PROVIDED RECORDS.
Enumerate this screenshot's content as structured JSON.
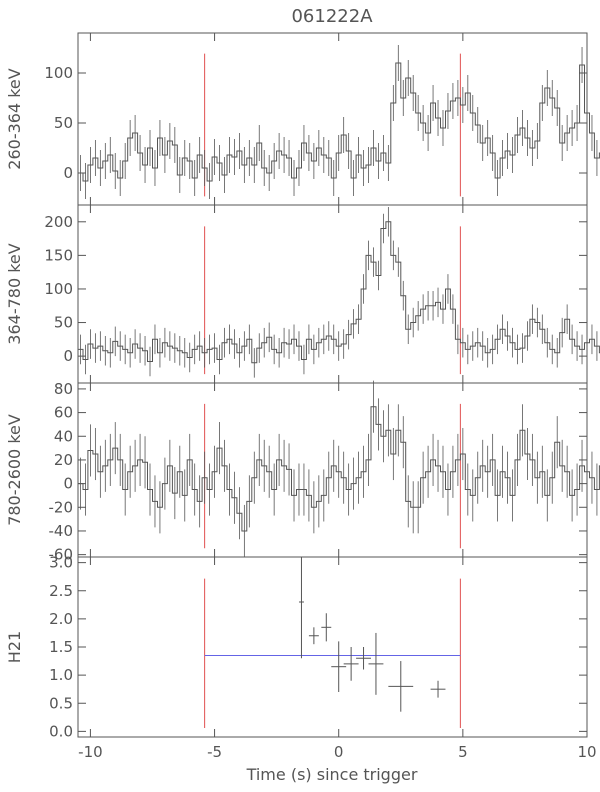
{
  "chart_data": {
    "type": "line",
    "title": "061222A",
    "xlabel": "Time (s) since trigger",
    "xlim": [
      -10.5,
      10
    ],
    "x_ticks": [
      -10,
      -5,
      0,
      5,
      10
    ],
    "grid": false,
    "colors": {
      "axes": "#555555",
      "histogram": "#555555",
      "markers": "#e05050",
      "hr_band": "#6464e6"
    },
    "markers_x": [
      -5.4,
      4.9
    ],
    "panels": [
      {
        "ylabel": "260-364 keV",
        "ylim": [
          -32,
          140
        ],
        "y_ticks": [
          0,
          50,
          100
        ],
        "bin_start": -10.5,
        "bin_width": 0.2,
        "error": 18,
        "values": [
          0,
          -8,
          8,
          15,
          5,
          12,
          18,
          2,
          -5,
          12,
          35,
          40,
          20,
          8,
          25,
          5,
          35,
          18,
          32,
          28,
          -2,
          15,
          12,
          -5,
          18,
          5,
          -8,
          16,
          10,
          -2,
          18,
          16,
          22,
          8,
          15,
          8,
          30,
          5,
          0,
          12,
          22,
          18,
          15,
          -5,
          5,
          30,
          20,
          12,
          25,
          18,
          15,
          -5,
          20,
          38,
          22,
          -5,
          18,
          5,
          8,
          25,
          12,
          20,
          10,
          70,
          110,
          75,
          95,
          80,
          60,
          50,
          40,
          70,
          55,
          45,
          62,
          72,
          75,
          68,
          80,
          60,
          48,
          30,
          35,
          20,
          -5,
          15,
          22,
          18,
          38,
          45,
          35,
          25,
          32,
          70,
          85,
          75,
          65,
          30,
          40,
          45,
          50,
          108,
          60,
          40,
          15,
          20,
          30,
          15,
          12,
          18,
          10,
          8,
          22,
          15,
          8,
          22,
          5,
          15,
          20,
          -2,
          10,
          0,
          22,
          5,
          -5,
          -2,
          5,
          0
        ]
      },
      {
        "ylabel": "364-780 keV",
        "ylim": [
          -40,
          225
        ],
        "y_ticks": [
          0,
          50,
          100,
          150,
          200
        ],
        "bin_start": -10.5,
        "bin_width": 0.2,
        "error": 22,
        "values": [
          10,
          -5,
          18,
          12,
          15,
          8,
          5,
          22,
          15,
          10,
          5,
          18,
          12,
          8,
          -8,
          25,
          5,
          20,
          15,
          12,
          8,
          5,
          -2,
          10,
          15,
          5,
          10,
          12,
          -5,
          20,
          25,
          18,
          5,
          15,
          25,
          -10,
          12,
          20,
          28,
          10,
          5,
          20,
          18,
          25,
          15,
          -5,
          25,
          10,
          20,
          25,
          30,
          25,
          15,
          18,
          32,
          48,
          55,
          100,
          150,
          140,
          120,
          190,
          200,
          150,
          140,
          90,
          40,
          50,
          60,
          70,
          75,
          75,
          80,
          70,
          100,
          70,
          25,
          20,
          10,
          15,
          20,
          15,
          5,
          10,
          25,
          40,
          30,
          20,
          10,
          12,
          30,
          55,
          50,
          40,
          20,
          10,
          5,
          35,
          55,
          25,
          15,
          10,
          20,
          25,
          15,
          5,
          10,
          20,
          15,
          25,
          10,
          5,
          15,
          25,
          35,
          20,
          8,
          10,
          -2,
          10,
          5,
          15,
          8,
          5
        ]
      },
      {
        "ylabel": "780-2600 keV",
        "ylim": [
          -62,
          85
        ],
        "y_ticks": [
          -60,
          -40,
          -20,
          0,
          20,
          40,
          60,
          80
        ],
        "bin_start": -10.5,
        "bin_width": 0.2,
        "error": 22,
        "values": [
          0,
          -5,
          28,
          25,
          10,
          15,
          20,
          30,
          20,
          -5,
          10,
          15,
          20,
          18,
          -5,
          -15,
          -20,
          0,
          15,
          -8,
          10,
          -10,
          20,
          -5,
          -15,
          5,
          -5,
          10,
          30,
          15,
          -5,
          -12,
          -25,
          -40,
          -15,
          5,
          20,
          15,
          10,
          -5,
          20,
          15,
          12,
          -10,
          -5,
          -5,
          -10,
          -20,
          -15,
          -10,
          5,
          15,
          10,
          5,
          -5,
          0,
          5,
          10,
          20,
          65,
          50,
          40,
          45,
          25,
          45,
          35,
          -15,
          -20,
          -20,
          5,
          10,
          20,
          15,
          10,
          -5,
          10,
          20,
          25,
          -5,
          -10,
          5,
          15,
          10,
          20,
          -10,
          10,
          5,
          -10,
          20,
          45,
          25,
          20,
          5,
          10,
          -10,
          5,
          35,
          15,
          10,
          -10,
          -5,
          15,
          10,
          5,
          -5,
          15,
          25,
          -5,
          5,
          -10,
          10,
          20,
          -5,
          10,
          -20,
          -15,
          -10,
          5,
          25,
          -30,
          10,
          -5,
          -10,
          25,
          -30
        ]
      },
      {
        "ylabel": "H21",
        "ylim": [
          -0.1,
          3.1
        ],
        "y_ticks": [
          0.0,
          0.5,
          1.0,
          1.5,
          2.0,
          2.5,
          3.0
        ],
        "band": {
          "x": [
            -5.4,
            4.9
          ],
          "y": 1.35
        },
        "points": [
          {
            "x": -1.5,
            "xerr": 0.1,
            "y": 2.3,
            "yerr": 1.0
          },
          {
            "x": -1.0,
            "xerr": 0.2,
            "y": 1.7,
            "yerr": 0.15
          },
          {
            "x": -0.5,
            "xerr": 0.2,
            "y": 1.85,
            "yerr": 0.25
          },
          {
            "x": 0.0,
            "xerr": 0.3,
            "y": 1.15,
            "yerr": 0.45
          },
          {
            "x": 0.5,
            "xerr": 0.3,
            "y": 1.2,
            "yerr": 0.3
          },
          {
            "x": 1.0,
            "xerr": 0.3,
            "y": 1.3,
            "yerr": 0.2
          },
          {
            "x": 1.5,
            "xerr": 0.3,
            "y": 1.2,
            "yerr": 0.55
          },
          {
            "x": 2.5,
            "xerr": 0.5,
            "y": 0.8,
            "yerr": 0.45
          },
          {
            "x": 4.0,
            "xerr": 0.3,
            "y": 0.75,
            "yerr": 0.15
          }
        ]
      }
    ]
  }
}
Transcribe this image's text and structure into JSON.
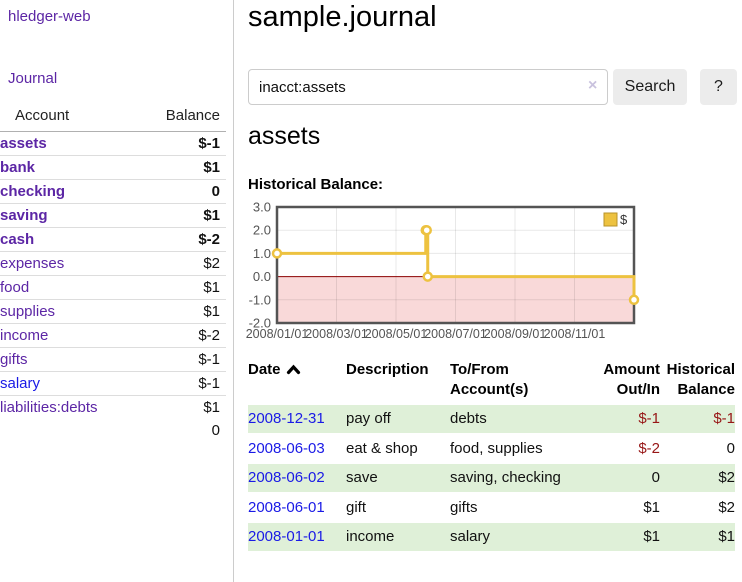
{
  "colors": {
    "accent_purple": "#5c26a5",
    "link_blue": "#1a1ae6",
    "negative_strong": "#971616",
    "negative_muted": "#b36a6a",
    "row_green": "#dff0d8",
    "chart_line_gold": "#edc240",
    "chart_negative_region_pink": "#f9d9d9",
    "chart_zero_line_red": "#8b0000"
  },
  "sidebar": {
    "app_title": "hledger-web",
    "journal_link": "Journal",
    "accounts_table": {
      "header_account": "Account",
      "header_balance": "Balance",
      "rows": [
        {
          "name": "assets",
          "balance": "$-1",
          "indent": 1,
          "bold": true,
          "neg": true,
          "blue": false
        },
        {
          "name": "bank",
          "balance": "$1",
          "indent": 2,
          "bold": true,
          "neg": false,
          "blue": false
        },
        {
          "name": "checking",
          "balance": "0",
          "indent": 3,
          "bold": true,
          "neg": false,
          "blue": false
        },
        {
          "name": "saving",
          "balance": "$1",
          "indent": 3,
          "bold": true,
          "neg": false,
          "blue": false
        },
        {
          "name": "cash",
          "balance": "$-2",
          "indent": 2,
          "bold": true,
          "neg": true,
          "blue": false
        },
        {
          "name": "expenses",
          "balance": "$2",
          "indent": 1,
          "bold": false,
          "neg": false,
          "blue": false
        },
        {
          "name": "food",
          "balance": "$1",
          "indent": 2,
          "bold": false,
          "neg": false,
          "blue": false
        },
        {
          "name": "supplies",
          "balance": "$1",
          "indent": 2,
          "bold": false,
          "neg": false,
          "blue": false
        },
        {
          "name": "income",
          "balance": "$-2",
          "indent": 1,
          "bold": false,
          "neg": true,
          "blue": false
        },
        {
          "name": "gifts",
          "balance": "$-1",
          "indent": 2,
          "bold": false,
          "neg": true,
          "blue": false
        },
        {
          "name": "salary",
          "balance": "$-1",
          "indent": 2,
          "bold": false,
          "neg": true,
          "blue": true
        },
        {
          "name": "liabilities:debts",
          "balance": "$1",
          "indent": 1,
          "bold": false,
          "neg": false,
          "blue": false
        }
      ],
      "total": "0"
    }
  },
  "header": {
    "title": "sample.journal"
  },
  "search": {
    "value": "inacct:assets",
    "clear_icon": "×",
    "search_button": "Search",
    "help_button": "?"
  },
  "account_view": {
    "heading": "assets",
    "chart_title": "Historical Balance:"
  },
  "chart_data": {
    "type": "line",
    "step": true,
    "title": "Historical Balance:",
    "series": [
      {
        "name": "$",
        "color": "#edc240",
        "points": [
          [
            "2008-01-01",
            1
          ],
          [
            "2008-06-01",
            2
          ],
          [
            "2008-06-02",
            2
          ],
          [
            "2008-06-03",
            0
          ],
          [
            "2008-12-31",
            -1
          ]
        ]
      }
    ],
    "x_ticks": [
      {
        "label": "2008/01/01",
        "month_index": 0
      },
      {
        "label": "2008/03/01",
        "month_index": 2
      },
      {
        "label": "2008/05/01",
        "month_index": 4
      },
      {
        "label": "2008/07/01",
        "month_index": 6
      },
      {
        "label": "2008/09/01",
        "month_index": 8
      },
      {
        "label": "2008/11/01",
        "month_index": 10
      }
    ],
    "y_ticks": [
      "3.0",
      "2.0",
      "1.0",
      "0.0",
      "-1.0",
      "-2.0"
    ],
    "ylim": [
      -2,
      3
    ],
    "xlim_month_index": [
      0,
      12
    ],
    "grid": true,
    "legend": {
      "label": "$",
      "position": "top-right"
    }
  },
  "register": {
    "headers": [
      {
        "l1": "Date",
        "l2": "",
        "align": "left",
        "sortable": true
      },
      {
        "l1": "Description",
        "l2": "",
        "align": "left",
        "sortable": false
      },
      {
        "l1": "To/From",
        "l2": "Account(s)",
        "align": "left",
        "sortable": false
      },
      {
        "l1": "Amount",
        "l2": "Out/In",
        "align": "right",
        "sortable": false
      },
      {
        "l1": "Historical",
        "l2": "Balance",
        "align": "right",
        "sortable": false
      }
    ],
    "rows": [
      {
        "date": "2008-12-31",
        "description": "pay off",
        "accounts": "debts",
        "amount": "$-1",
        "balance": "$-1",
        "amount_neg": true,
        "balance_neg": true,
        "shaded": true
      },
      {
        "date": "2008-06-03",
        "description": "eat & shop",
        "accounts": "food, supplies",
        "amount": "$-2",
        "balance": "0",
        "amount_neg": true,
        "balance_neg": false,
        "shaded": false
      },
      {
        "date": "2008-06-02",
        "description": "save",
        "accounts": "saving, checking",
        "amount": "0",
        "balance": "$2",
        "amount_neg": false,
        "balance_neg": false,
        "shaded": true
      },
      {
        "date": "2008-06-01",
        "description": "gift",
        "accounts": "gifts",
        "amount": "$1",
        "balance": "$2",
        "amount_neg": false,
        "balance_neg": false,
        "shaded": false
      },
      {
        "date": "2008-01-01",
        "description": "income",
        "accounts": "salary",
        "amount": "$1",
        "balance": "$1",
        "amount_neg": false,
        "balance_neg": false,
        "shaded": true
      }
    ]
  }
}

THE REQUEST.
Gather every line from the entries above where the word "this" appears, and copy them.

SOLUTION TO THE EXERCISE.
Enumerate this screenshot's content as structured JSON.
Transcribe this image's text and structure into JSON.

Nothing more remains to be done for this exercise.